## WHAT THE TASK REQUIRES
Write out every line below that includes the word "this".

## EXCERPTED RECORDS
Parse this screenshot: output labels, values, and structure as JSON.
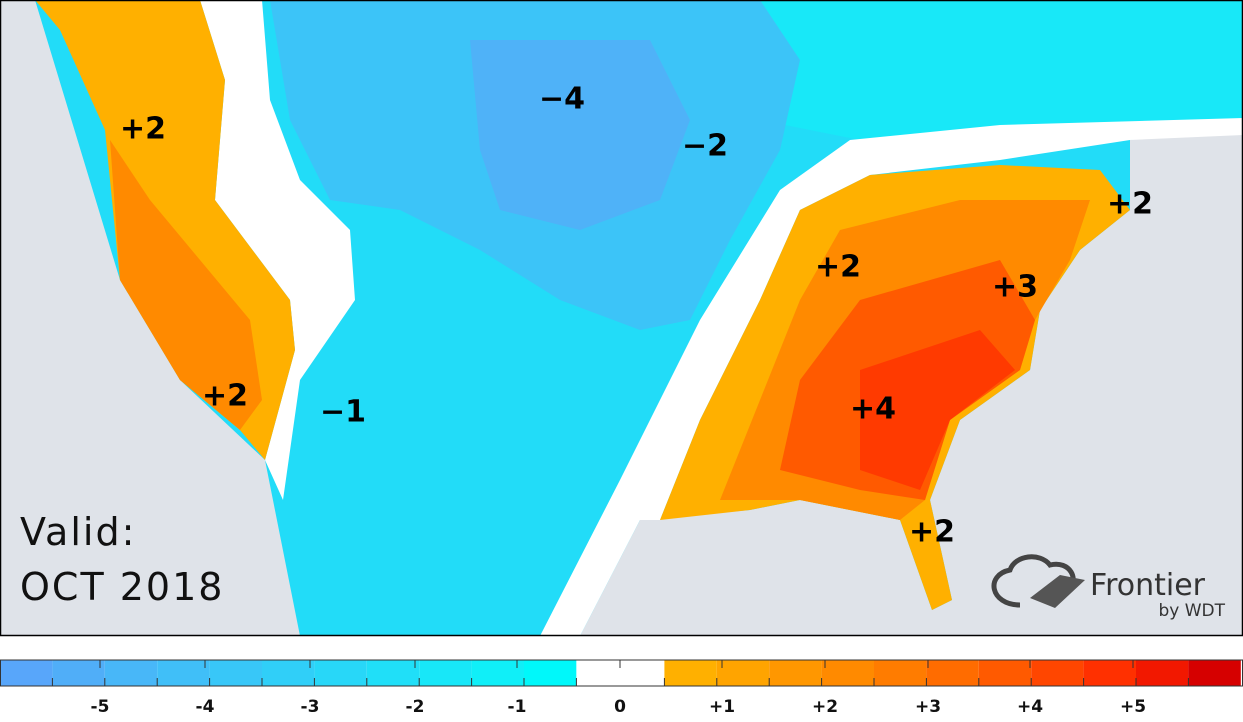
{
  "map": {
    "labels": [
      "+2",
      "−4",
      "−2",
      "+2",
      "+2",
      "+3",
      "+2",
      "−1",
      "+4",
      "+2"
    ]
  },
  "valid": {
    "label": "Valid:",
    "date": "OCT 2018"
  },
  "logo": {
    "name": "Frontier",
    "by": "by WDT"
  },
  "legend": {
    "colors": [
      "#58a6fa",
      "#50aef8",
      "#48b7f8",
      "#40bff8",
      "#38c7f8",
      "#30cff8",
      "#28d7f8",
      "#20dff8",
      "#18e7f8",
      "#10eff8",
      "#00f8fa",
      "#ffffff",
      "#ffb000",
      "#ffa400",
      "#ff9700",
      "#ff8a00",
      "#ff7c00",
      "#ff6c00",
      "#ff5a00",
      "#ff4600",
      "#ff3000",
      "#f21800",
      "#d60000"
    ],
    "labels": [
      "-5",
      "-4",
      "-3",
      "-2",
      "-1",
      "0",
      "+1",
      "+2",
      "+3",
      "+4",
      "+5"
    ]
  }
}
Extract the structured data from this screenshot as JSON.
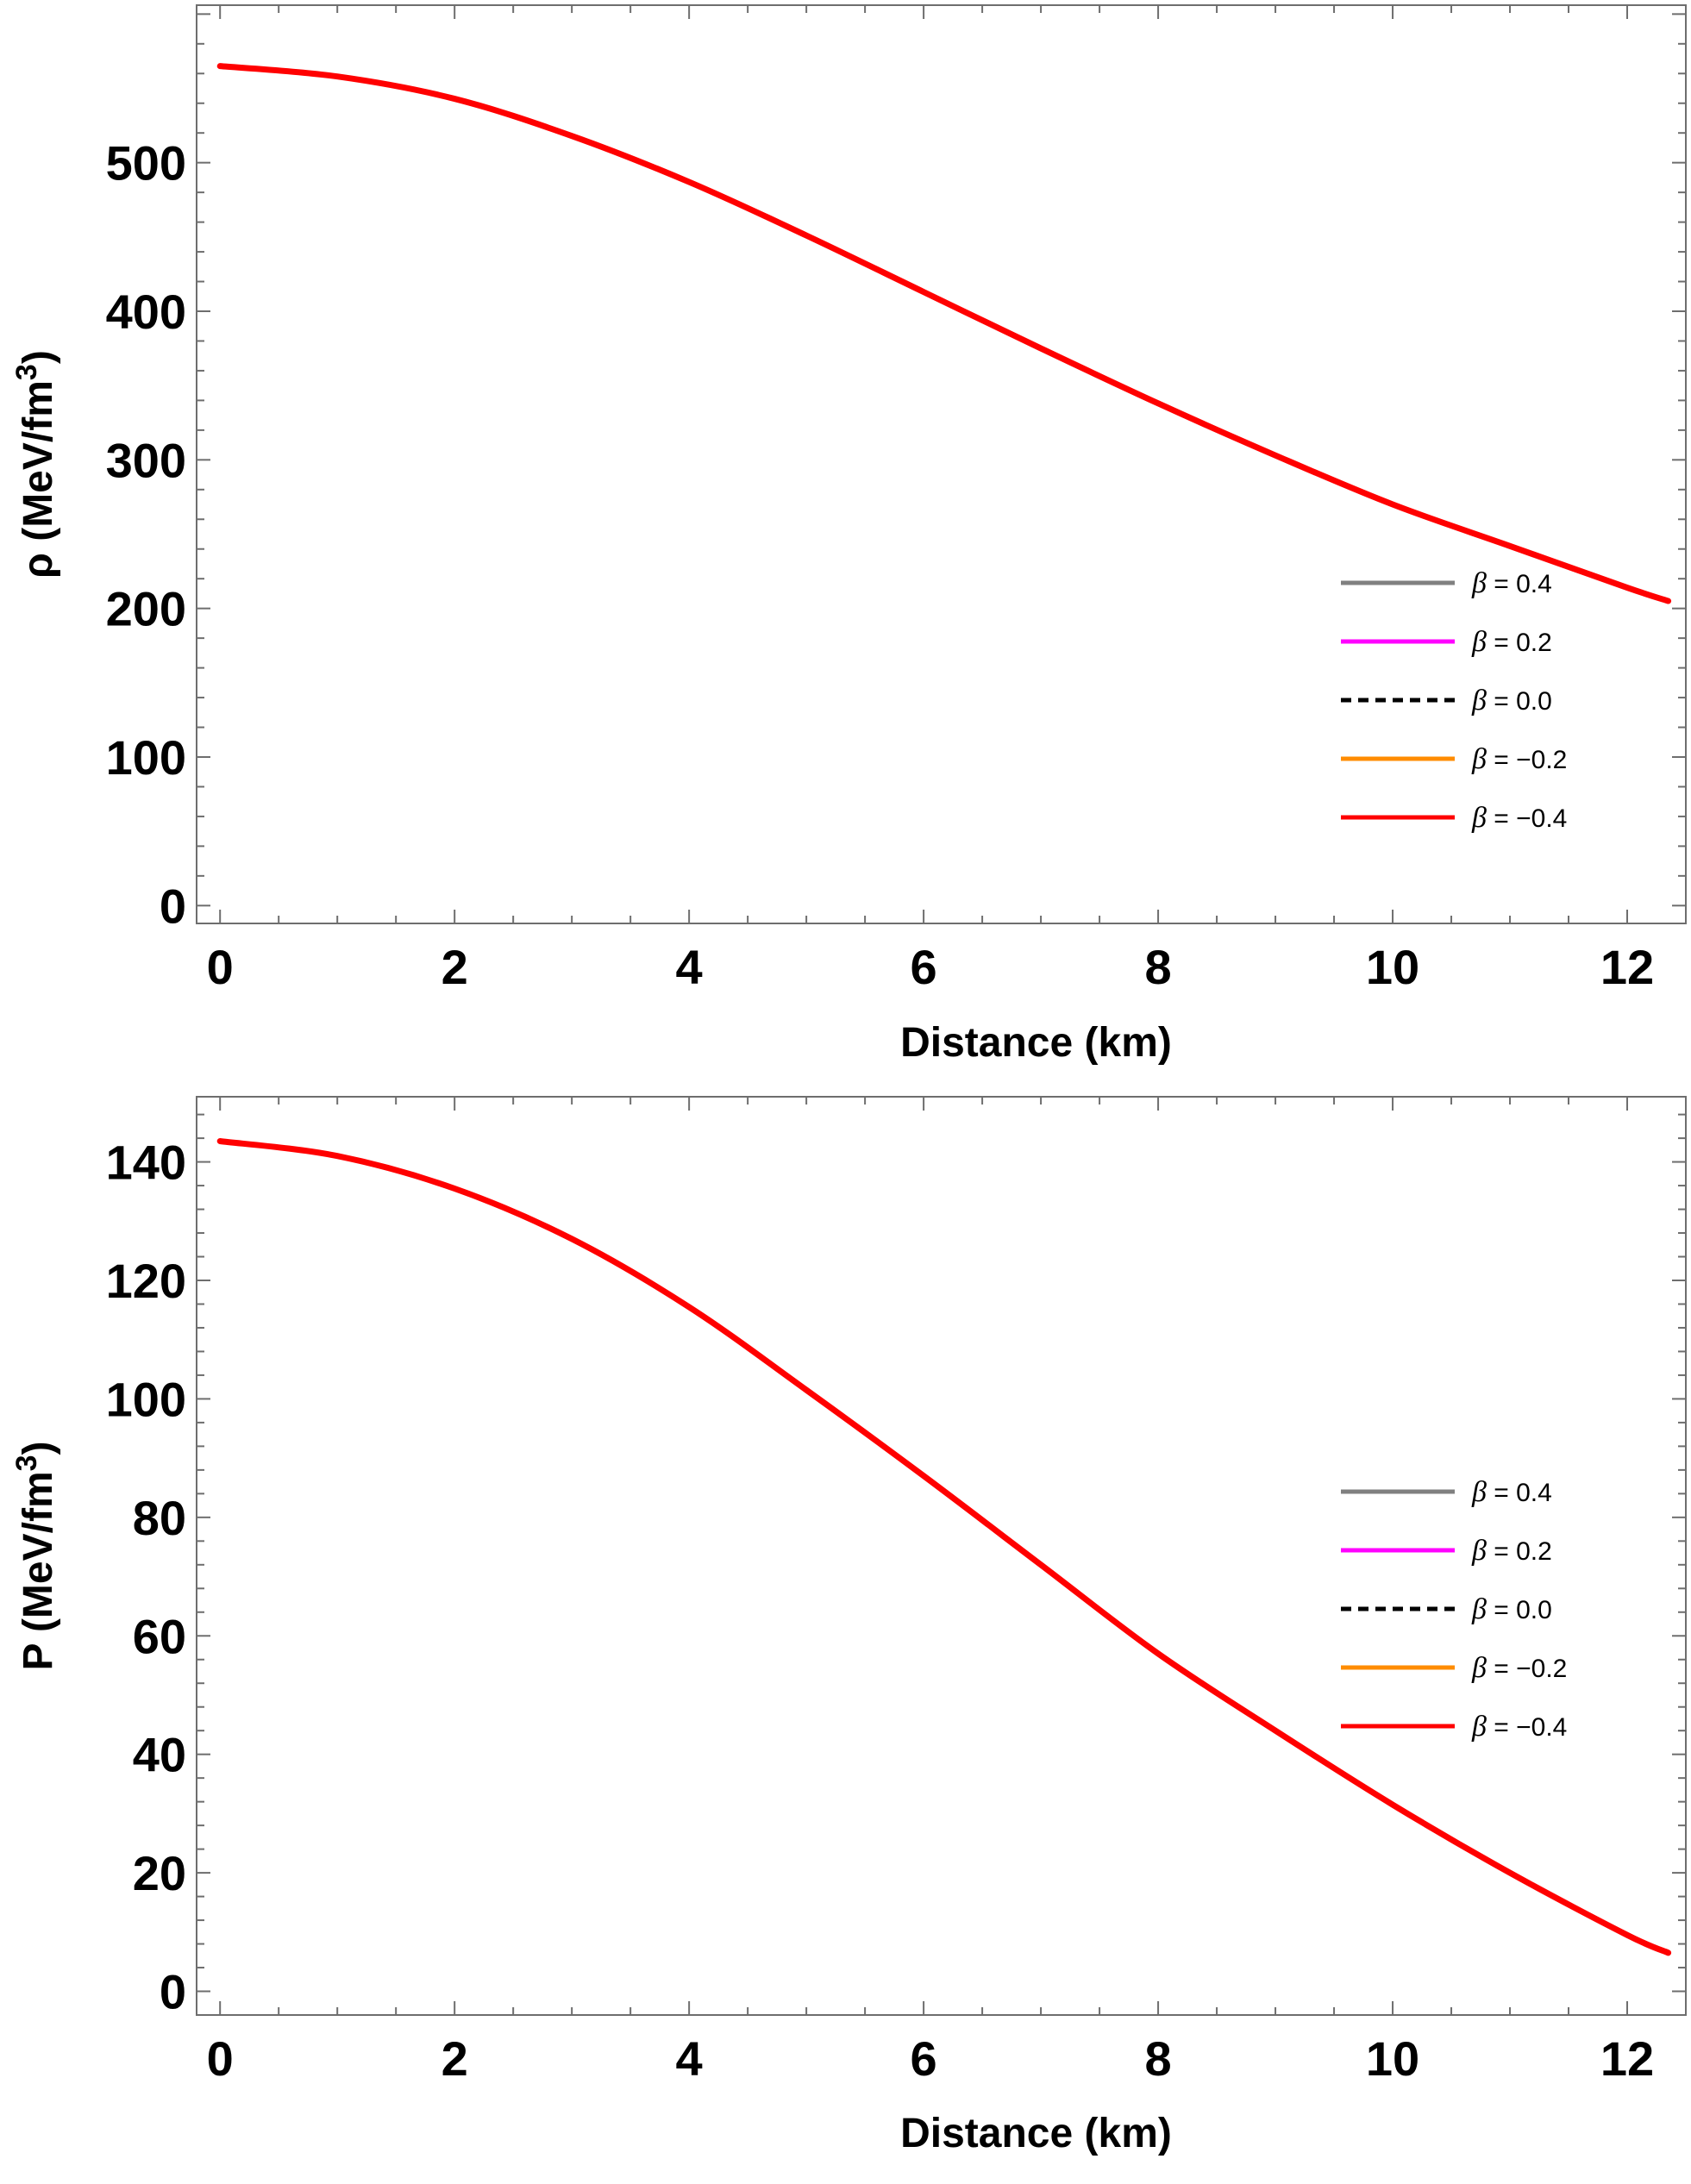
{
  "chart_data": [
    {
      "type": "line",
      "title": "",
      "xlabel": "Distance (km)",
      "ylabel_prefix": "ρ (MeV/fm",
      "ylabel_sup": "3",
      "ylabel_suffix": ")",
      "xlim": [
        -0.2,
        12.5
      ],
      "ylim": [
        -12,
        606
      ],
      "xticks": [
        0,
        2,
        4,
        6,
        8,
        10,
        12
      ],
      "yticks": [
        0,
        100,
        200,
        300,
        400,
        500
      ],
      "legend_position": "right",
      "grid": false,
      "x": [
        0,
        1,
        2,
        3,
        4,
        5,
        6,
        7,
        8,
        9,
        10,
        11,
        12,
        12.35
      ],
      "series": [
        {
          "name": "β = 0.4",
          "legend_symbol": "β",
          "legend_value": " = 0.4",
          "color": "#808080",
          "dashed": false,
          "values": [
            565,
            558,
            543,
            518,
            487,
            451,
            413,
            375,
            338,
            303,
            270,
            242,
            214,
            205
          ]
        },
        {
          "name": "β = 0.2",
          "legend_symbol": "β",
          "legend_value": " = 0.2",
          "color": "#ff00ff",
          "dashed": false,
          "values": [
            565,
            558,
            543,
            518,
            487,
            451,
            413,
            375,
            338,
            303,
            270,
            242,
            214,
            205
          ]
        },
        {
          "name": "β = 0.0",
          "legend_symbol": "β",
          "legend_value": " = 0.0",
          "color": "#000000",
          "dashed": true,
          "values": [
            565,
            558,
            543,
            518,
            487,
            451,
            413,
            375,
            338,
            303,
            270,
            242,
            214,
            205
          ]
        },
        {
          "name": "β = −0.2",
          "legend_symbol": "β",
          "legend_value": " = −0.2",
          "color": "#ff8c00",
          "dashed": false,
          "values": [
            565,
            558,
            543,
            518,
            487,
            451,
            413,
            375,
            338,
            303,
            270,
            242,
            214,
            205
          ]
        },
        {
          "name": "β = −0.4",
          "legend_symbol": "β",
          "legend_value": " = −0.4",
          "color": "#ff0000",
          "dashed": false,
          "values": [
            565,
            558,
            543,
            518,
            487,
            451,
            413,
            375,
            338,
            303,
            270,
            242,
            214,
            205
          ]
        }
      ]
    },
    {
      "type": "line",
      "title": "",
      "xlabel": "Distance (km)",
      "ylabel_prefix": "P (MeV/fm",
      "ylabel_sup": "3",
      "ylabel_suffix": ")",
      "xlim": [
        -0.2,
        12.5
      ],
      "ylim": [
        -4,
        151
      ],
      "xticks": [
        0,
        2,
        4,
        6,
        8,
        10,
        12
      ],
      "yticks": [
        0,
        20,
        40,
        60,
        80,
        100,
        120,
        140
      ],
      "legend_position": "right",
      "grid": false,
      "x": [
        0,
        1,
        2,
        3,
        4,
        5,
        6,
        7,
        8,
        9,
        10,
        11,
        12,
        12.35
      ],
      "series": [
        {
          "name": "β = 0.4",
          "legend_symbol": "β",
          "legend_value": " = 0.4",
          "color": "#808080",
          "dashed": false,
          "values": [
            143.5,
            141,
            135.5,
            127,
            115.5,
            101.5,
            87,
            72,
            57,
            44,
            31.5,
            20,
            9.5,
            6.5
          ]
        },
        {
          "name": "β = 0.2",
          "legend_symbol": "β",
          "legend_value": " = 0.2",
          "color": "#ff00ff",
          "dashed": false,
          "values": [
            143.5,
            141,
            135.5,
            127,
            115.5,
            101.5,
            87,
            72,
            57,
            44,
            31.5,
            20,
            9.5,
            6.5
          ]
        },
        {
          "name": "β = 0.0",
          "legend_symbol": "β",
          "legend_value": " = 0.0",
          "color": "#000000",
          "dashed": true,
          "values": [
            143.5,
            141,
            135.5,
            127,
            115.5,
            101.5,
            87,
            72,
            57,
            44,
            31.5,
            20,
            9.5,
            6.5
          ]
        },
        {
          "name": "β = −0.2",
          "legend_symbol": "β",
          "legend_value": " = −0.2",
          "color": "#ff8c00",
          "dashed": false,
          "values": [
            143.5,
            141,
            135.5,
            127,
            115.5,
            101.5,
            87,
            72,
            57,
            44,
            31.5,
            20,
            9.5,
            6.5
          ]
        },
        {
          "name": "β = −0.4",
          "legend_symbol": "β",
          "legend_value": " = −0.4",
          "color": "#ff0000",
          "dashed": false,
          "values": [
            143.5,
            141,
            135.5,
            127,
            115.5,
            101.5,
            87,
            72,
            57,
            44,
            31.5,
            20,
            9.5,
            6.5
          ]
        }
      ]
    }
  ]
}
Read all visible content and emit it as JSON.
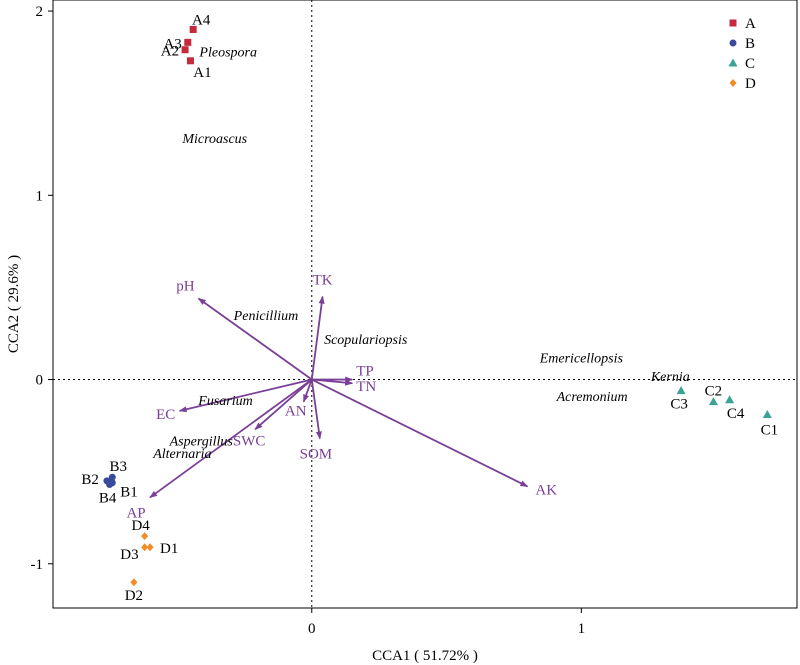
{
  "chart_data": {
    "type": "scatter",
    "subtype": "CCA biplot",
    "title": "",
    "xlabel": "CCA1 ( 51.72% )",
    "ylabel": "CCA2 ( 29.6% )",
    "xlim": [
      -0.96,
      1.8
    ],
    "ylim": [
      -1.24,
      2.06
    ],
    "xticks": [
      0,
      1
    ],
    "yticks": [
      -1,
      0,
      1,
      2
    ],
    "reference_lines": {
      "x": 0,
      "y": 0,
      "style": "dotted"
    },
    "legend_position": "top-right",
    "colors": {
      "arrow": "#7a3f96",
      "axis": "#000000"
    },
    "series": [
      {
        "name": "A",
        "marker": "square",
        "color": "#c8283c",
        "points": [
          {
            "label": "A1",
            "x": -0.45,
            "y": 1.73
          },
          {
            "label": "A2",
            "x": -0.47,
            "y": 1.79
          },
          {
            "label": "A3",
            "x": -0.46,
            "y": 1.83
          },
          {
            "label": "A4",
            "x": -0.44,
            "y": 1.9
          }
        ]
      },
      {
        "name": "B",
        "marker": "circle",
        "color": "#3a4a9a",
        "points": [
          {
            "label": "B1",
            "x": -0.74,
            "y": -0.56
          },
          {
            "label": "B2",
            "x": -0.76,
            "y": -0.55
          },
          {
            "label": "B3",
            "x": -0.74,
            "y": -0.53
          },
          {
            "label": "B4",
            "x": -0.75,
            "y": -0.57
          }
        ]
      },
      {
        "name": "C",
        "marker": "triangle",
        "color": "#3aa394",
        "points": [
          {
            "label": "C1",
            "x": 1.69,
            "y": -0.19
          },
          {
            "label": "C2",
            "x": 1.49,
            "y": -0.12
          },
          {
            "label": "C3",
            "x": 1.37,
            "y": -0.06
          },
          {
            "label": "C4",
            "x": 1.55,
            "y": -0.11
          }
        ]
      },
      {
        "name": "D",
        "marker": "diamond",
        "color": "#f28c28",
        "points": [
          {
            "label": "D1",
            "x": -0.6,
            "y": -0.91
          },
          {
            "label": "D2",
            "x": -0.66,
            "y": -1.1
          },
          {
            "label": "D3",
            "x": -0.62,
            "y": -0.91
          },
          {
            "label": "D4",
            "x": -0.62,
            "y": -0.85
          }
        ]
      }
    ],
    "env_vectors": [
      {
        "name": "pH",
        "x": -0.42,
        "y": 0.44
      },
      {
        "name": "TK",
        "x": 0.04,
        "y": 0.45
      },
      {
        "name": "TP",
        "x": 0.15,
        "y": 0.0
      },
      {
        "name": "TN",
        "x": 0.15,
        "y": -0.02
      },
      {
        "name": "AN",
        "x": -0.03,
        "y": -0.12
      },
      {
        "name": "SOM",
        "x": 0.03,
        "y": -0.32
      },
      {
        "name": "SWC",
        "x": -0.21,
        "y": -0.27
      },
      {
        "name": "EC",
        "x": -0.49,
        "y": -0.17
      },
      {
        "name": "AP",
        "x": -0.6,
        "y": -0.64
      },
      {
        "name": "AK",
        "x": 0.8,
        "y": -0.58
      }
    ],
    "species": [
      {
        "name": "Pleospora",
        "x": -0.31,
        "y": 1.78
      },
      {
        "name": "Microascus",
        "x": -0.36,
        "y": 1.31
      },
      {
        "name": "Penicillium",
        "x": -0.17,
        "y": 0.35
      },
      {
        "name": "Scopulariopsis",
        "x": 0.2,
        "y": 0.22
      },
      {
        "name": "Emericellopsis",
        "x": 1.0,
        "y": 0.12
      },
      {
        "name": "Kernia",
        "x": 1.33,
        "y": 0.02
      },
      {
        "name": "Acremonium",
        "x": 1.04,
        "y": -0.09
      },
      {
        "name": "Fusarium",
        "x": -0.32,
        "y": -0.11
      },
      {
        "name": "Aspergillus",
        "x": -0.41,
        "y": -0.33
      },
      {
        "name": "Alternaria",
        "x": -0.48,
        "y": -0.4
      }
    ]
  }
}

## EXERCISE SOLUTION
Parse this screenshot: output labels, values, and structure as JSON.
Extract the structured data from this screenshot as JSON.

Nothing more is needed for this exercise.